[Collected data]
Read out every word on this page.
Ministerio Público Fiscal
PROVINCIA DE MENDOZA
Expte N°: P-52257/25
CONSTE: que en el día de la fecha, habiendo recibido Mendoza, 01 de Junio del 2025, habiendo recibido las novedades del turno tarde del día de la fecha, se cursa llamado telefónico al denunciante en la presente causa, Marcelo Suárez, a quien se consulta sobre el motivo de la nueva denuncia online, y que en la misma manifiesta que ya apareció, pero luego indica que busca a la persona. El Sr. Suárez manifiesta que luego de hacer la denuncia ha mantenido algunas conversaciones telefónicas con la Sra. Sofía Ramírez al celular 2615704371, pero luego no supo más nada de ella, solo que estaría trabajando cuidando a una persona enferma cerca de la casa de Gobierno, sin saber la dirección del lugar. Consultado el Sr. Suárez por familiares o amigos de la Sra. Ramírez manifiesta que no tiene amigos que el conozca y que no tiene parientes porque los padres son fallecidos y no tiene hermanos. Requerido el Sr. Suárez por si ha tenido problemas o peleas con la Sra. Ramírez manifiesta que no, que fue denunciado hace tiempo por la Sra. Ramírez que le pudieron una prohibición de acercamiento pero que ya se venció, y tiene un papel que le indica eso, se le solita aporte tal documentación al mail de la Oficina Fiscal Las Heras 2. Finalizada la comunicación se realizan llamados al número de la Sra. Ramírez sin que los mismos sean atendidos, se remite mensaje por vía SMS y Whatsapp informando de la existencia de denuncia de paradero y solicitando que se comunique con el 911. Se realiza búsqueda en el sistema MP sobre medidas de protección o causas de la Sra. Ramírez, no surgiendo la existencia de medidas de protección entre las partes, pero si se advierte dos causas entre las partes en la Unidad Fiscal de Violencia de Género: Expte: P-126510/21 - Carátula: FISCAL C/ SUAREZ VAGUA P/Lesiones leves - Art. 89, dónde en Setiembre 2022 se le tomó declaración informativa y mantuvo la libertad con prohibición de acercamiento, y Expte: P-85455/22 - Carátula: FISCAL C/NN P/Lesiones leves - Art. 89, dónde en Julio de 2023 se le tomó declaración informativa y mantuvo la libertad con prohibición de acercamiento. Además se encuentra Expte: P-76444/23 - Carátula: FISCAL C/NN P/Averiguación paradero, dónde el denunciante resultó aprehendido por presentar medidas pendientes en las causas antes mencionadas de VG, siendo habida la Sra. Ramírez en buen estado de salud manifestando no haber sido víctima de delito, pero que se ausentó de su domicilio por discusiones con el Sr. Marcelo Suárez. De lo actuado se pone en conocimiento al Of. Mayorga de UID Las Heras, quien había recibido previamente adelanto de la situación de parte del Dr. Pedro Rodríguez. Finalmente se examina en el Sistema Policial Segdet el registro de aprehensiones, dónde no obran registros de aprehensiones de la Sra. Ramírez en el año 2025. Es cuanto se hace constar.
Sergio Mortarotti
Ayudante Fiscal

## What you should do
Each line of the material should be duplicated exactly, please.

## Exercise output
Read out every word on this page.
Ministerio Público Fiscal
PROVINCIA DE MENDOZA
Expte N°: P-52257/25
CONSTE: que en el día de la fecha, habiendo recibido Mendoza, 01 de Junio del 2025, habiendo recibido las novedades del turno tarde del día de la fecha, se cursa llamado telefónico al denunciante en la presente causa, Marcelo Suárez, a quien se consulta sobre el motivo de la nueva denuncia online, y que en la misma manifiesta que ya apareció, pero luego indica que busca a la persona. El Sr. Suárez manifiesta que luego de hacer la denuncia ha mantenido algunas conversaciones telefónicas con la Sra. Sofía Ramírez al celular 2615704371, pero luego no supo más nada de ella, solo que estaría trabajando cuidando a una persona enferma cerca de la casa de Gobierno, sin saber la dirección del lugar. Consultado el Sr. Suárez por familiares o amigos de la Sra. Ramírez manifiesta que no tiene amigos que el conozca y que no tiene parientes porque los padres son fallecidos y no tiene hermanos. Requerido el Sr. Suárez por si ha tenido problemas o peleas con la Sra. Ramírez manifiesta que no, que fue denunciado hace tiempo por la Sra. Ramírez que le pudieron una prohibición de acercamiento pero que ya se venció, y tiene un papel que le indica eso, se le solita aporte tal documentación al mail de la Oficina Fiscal Las Heras 2. Finalizada la comunicación se realizan llamados al número de la Sra. Ramírez sin que los mismos sean atendidos, se remite mensaje por vía SMS y Whatsapp informando de la existencia de denuncia de paradero y solicitando que se comunique con el 911. Se realiza búsqueda en el sistema MP sobre medidas de protección o causas de la Sra. Ramírez, no surgiendo la existencia de medidas de protección entre las partes, pero si se advierte dos causas entre las partes en la Unidad Fiscal de Violencia de Género: Expte: P-126510/21 - Carátula: FISCAL C/ SUAREZ VAGUA P/Lesiones leves - Art. 89, dónde en Setiembre 2022 se le tomó declaración informativa y mantuvo la libertad con prohibición de acercamiento, y Expte: P-85455/22 - Carátula: FISCAL C/NN P/Lesiones leves - Art. 89, dónde en Julio de 2023 se le tomó declaración informativa y mantuvo la libertad con prohibición de acercamiento. Además se encuentra Expte: P-76444/23 - Carátula: FISCAL C/NN P/Averiguación paradero, dónde el denunciante resultó aprehendido por presentar medidas pendientes en las causas antes mencionadas de VG, siendo habida la Sra. Ramírez en buen estado de salud manifestando no haber sido víctima de delito, pero que se ausentó de su domicilio por discusiones con el Sr. Marcelo Suárez. De lo actuado se pone en conocimiento al Of. Mayorga de UID Las Heras, quien había recibido previamente adelanto de la situación de parte del Dr. Pedro Rodríguez. Finalmente se examina en el Sistema Policial Segdet el registro de aprehensiones, dónde no obran registros de aprehensiones de la Sra. Ramírez en el año 2025. Es cuanto se hace constar.
Sergio Mortarotti
Ayudante Fiscal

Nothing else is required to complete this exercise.